◆ **Text section**:
====================
4. As long as Pledgor is not in default hereunder, any and all cash
dividends or other property (but not stock dividends) which may be received by
Secured Party during the term of this Agreement which derives from the
Collateral shall be remitted to Pledgor, and Pledgor shall retain all voting
rights associated with the Collateral. Any cash dividends or other property
received with respect to the Collateral after the occurrence of a default
hereunder shall be delivered to and held by Secured Party as additional
Collateral, and after the occurrence of such default Secured Party shall have
all voting rights associated with the Collateral.
====================
◆ **Dataset excerpt**:
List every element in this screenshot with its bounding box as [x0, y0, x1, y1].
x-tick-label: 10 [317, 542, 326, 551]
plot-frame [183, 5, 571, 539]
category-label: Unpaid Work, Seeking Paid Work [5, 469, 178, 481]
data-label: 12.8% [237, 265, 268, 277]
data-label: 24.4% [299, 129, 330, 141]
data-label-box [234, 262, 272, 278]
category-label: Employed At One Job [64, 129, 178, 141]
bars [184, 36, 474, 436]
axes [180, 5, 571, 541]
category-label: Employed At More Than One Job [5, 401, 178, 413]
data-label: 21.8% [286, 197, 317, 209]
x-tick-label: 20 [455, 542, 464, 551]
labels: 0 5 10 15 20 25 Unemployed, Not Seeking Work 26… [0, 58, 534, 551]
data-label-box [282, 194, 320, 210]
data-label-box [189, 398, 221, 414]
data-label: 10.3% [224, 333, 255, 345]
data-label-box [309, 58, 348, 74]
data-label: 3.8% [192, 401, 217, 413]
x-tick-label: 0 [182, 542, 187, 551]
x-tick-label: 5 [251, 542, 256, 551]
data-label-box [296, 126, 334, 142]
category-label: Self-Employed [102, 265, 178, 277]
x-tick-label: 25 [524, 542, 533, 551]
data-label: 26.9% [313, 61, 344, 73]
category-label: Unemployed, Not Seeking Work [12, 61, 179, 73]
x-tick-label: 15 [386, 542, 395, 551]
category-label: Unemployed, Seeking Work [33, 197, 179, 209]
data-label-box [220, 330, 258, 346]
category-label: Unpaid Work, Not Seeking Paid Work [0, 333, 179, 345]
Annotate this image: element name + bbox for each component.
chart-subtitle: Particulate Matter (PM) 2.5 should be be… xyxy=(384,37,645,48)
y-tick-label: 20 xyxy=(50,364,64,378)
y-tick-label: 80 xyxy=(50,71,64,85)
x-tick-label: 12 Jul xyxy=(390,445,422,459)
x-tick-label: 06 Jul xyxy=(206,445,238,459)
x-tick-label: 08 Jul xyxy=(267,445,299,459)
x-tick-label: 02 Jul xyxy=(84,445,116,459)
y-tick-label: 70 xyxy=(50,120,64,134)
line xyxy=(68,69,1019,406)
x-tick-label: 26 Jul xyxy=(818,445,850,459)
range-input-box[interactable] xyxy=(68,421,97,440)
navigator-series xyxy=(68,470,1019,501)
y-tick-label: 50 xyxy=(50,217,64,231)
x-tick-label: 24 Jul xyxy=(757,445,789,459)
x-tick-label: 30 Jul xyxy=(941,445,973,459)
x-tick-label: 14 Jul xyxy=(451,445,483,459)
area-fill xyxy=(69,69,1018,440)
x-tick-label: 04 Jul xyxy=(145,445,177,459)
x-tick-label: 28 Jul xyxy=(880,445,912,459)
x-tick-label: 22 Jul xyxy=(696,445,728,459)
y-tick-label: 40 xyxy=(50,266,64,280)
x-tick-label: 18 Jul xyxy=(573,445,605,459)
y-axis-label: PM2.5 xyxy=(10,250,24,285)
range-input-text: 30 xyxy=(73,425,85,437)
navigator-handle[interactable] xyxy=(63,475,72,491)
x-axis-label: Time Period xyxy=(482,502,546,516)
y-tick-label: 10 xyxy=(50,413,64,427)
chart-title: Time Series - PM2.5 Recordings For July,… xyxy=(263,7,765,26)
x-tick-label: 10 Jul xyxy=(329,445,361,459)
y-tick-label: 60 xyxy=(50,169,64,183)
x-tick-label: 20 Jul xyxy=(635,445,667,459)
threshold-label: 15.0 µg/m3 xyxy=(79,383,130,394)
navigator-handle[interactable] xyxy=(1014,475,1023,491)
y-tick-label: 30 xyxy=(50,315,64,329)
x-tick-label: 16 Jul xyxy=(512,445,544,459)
====================
◆ **Written tasks**:
• 1. Translate this sentence from the pledge clause into Spanish: "Any cash dividends or other property received with respect to the Collateral after the occurrence of a default hereunder shall be delivered to and held by Secured Party as additional Collateral, and after the occurrence of such default Secured Party shall have all voting rights associated with the Collateral."
• 2. Retype the listing, starting at its first line and stopping after the line that contains "y-tick-label: 70 xyxy=(50,120,64,134)".
The pledge clause and the listing are independent pieces of material.

◆ **Task-by-task answers**:
• 1. Cualesquiera dividendos en efectivo u otros bienes recibidos con respecto a la Garantía después de que ocurra un incumplimiento en virtud del presente serán entregados a la Parte Garantizada y conservados por esta como Garantía adicional, y después de que ocurra dicho incumplimiento la Parte Garantizada tendrá todos los derechos de voto asociados con la Garantía.

• 2.
List every element in this screenshot with its bounding box as [x0, y0, x1, y1].
x-tick-label: 10 [317, 542, 326, 551]
plot-frame [183, 5, 571, 539]
category-label: Unpaid Work, Seeking Paid Work [5, 469, 178, 481]
data-label: 12.8% [237, 265, 268, 277]
data-label: 24.4% [299, 129, 330, 141]
data-label-box [234, 262, 272, 278]
category-label: Employed At One Job [64, 129, 178, 141]
bars [184, 36, 474, 436]
axes [180, 5, 571, 541]
category-label: Employed At More Than One Job [5, 401, 178, 413]
data-label: 21.8% [286, 197, 317, 209]
x-tick-label: 20 [455, 542, 464, 551]
labels: 0 5 10 15 20 25 Unemployed, Not Seeking Work 26… [0, 58, 534, 551]
data-label-box [282, 194, 320, 210]
data-label-box [189, 398, 221, 414]
data-label: 10.3% [224, 333, 255, 345]
data-label-box [309, 58, 348, 74]
data-label: 3.8% [192, 401, 217, 413]
x-tick-label: 0 [182, 542, 187, 551]
x-tick-label: 5 [251, 542, 256, 551]
data-label-box [296, 126, 334, 142]
category-label: Self-Employed [102, 265, 178, 277]
x-tick-label: 25 [524, 542, 533, 551]
data-label: 26.9% [313, 61, 344, 73]
category-label: Unemployed, Not Seeking Work [12, 61, 179, 73]
x-tick-label: 15 [386, 542, 395, 551]
category-label: Unemployed, Seeking Work [33, 197, 179, 209]
data-label-box [220, 330, 258, 346]
category-label: Unpaid Work, Not Seeking Paid Work [0, 333, 179, 345]
Annotate this image: element name + bbox for each component.
chart-subtitle: Particulate Matter (PM) 2.5 should be be… xyxy=(384,37,645,48)
y-tick-label: 20 xyxy=(50,364,64,378)
y-tick-label: 80 xyxy=(50,71,64,85)
x-tick-label: 12 Jul xyxy=(390,445,422,459)
x-tick-label: 06 Jul xyxy=(206,445,238,459)
x-tick-label: 08 Jul xyxy=(267,445,299,459)
x-tick-label: 02 Jul xyxy=(84,445,116,459)
y-tick-label: 70 xyxy=(50,120,64,134)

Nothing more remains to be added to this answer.